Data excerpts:
=====
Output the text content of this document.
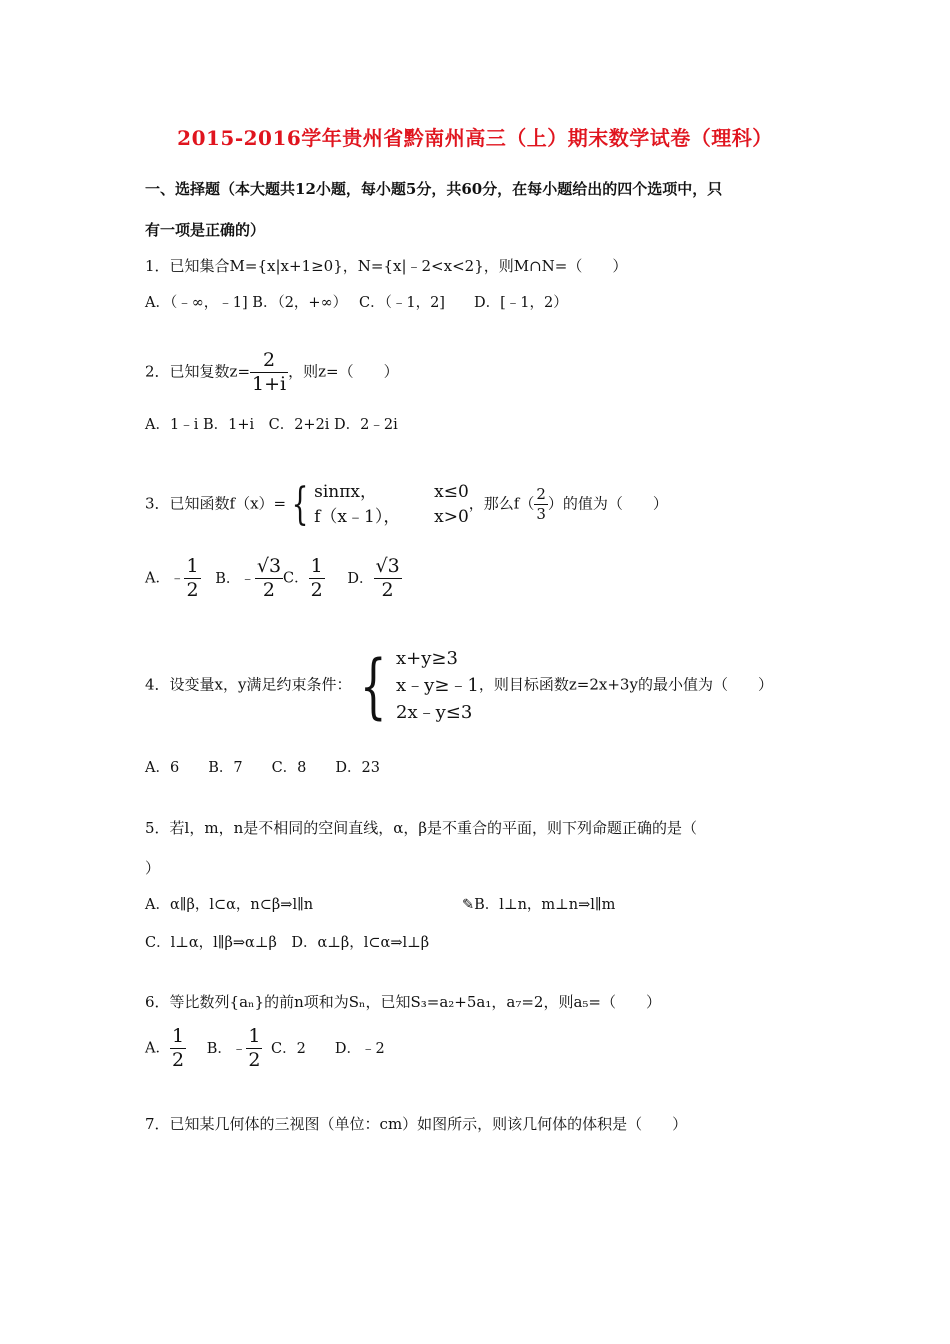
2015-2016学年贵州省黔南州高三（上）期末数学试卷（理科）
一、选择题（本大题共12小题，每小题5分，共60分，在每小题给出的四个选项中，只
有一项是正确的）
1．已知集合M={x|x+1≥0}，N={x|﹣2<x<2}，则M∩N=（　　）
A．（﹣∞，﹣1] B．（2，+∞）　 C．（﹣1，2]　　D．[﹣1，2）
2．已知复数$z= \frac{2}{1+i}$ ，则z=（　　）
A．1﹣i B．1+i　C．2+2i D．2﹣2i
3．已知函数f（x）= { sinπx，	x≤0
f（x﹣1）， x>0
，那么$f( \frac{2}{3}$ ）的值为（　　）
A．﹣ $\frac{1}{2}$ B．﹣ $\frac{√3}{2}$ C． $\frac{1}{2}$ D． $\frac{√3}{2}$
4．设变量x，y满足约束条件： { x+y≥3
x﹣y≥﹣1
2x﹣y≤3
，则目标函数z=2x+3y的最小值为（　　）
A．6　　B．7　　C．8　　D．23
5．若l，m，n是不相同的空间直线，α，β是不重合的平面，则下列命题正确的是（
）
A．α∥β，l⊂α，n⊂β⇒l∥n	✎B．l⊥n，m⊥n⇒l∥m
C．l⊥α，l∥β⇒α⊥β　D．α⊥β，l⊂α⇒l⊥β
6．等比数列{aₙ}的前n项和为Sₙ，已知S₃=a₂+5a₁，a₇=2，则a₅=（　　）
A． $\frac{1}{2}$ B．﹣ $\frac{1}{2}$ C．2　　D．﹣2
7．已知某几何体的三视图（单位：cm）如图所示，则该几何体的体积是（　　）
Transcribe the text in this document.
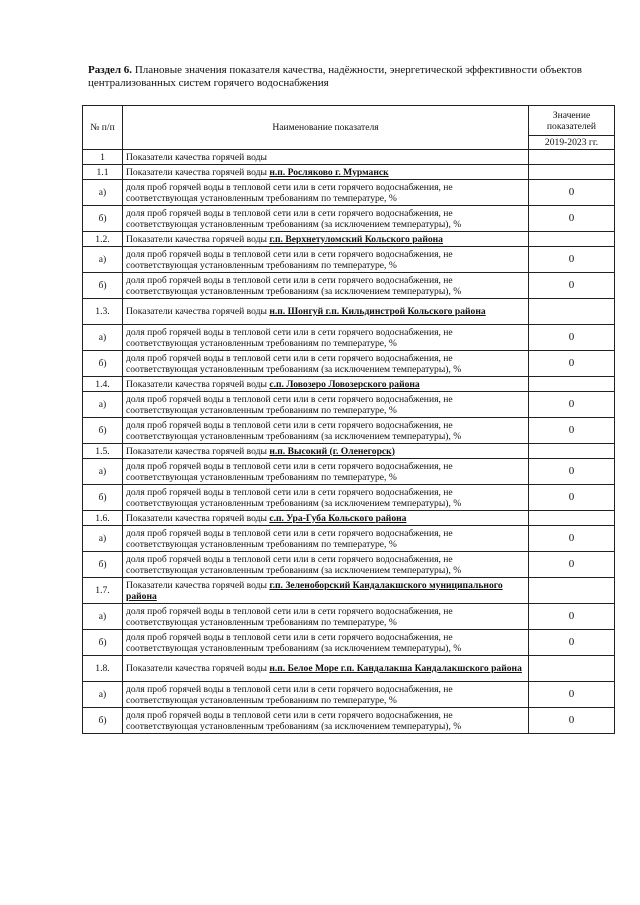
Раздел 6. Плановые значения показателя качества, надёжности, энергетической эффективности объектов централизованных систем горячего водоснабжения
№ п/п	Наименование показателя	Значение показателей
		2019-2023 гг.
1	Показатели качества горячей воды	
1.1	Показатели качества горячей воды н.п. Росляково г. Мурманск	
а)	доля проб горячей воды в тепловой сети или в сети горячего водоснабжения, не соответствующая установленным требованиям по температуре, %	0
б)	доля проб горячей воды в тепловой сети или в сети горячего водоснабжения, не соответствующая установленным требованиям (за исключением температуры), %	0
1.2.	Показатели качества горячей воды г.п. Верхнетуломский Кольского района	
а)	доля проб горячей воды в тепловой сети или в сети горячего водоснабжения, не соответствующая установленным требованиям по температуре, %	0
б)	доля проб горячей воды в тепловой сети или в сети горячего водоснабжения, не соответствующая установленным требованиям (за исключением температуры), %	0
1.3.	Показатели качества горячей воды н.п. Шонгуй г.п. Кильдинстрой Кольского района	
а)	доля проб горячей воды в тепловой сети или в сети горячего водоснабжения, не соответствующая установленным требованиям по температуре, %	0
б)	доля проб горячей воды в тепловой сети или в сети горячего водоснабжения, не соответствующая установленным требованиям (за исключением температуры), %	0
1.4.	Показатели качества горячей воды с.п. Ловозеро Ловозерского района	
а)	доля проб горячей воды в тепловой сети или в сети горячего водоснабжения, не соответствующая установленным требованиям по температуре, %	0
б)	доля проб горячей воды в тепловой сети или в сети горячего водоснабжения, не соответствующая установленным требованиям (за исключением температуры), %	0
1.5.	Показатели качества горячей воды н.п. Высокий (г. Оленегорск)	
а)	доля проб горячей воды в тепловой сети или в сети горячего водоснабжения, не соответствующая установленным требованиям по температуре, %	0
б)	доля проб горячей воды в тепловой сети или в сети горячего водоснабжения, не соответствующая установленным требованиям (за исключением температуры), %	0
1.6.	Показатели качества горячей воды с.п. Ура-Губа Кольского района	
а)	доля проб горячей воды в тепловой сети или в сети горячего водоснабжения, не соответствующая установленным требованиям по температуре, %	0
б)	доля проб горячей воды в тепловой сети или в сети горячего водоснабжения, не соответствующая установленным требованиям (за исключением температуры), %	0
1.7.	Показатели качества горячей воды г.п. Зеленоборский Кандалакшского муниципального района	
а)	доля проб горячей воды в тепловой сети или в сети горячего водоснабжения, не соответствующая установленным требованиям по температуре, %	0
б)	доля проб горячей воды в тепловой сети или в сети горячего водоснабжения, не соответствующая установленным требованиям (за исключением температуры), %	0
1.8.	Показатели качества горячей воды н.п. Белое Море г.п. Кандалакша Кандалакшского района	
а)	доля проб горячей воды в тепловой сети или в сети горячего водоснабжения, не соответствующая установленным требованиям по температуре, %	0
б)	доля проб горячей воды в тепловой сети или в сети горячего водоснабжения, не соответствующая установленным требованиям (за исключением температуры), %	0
=====
**WRITTEN TASK**
Across the entries above, how many lines contain "text"? Provide only the count.

**SOLUTION BELOW**
2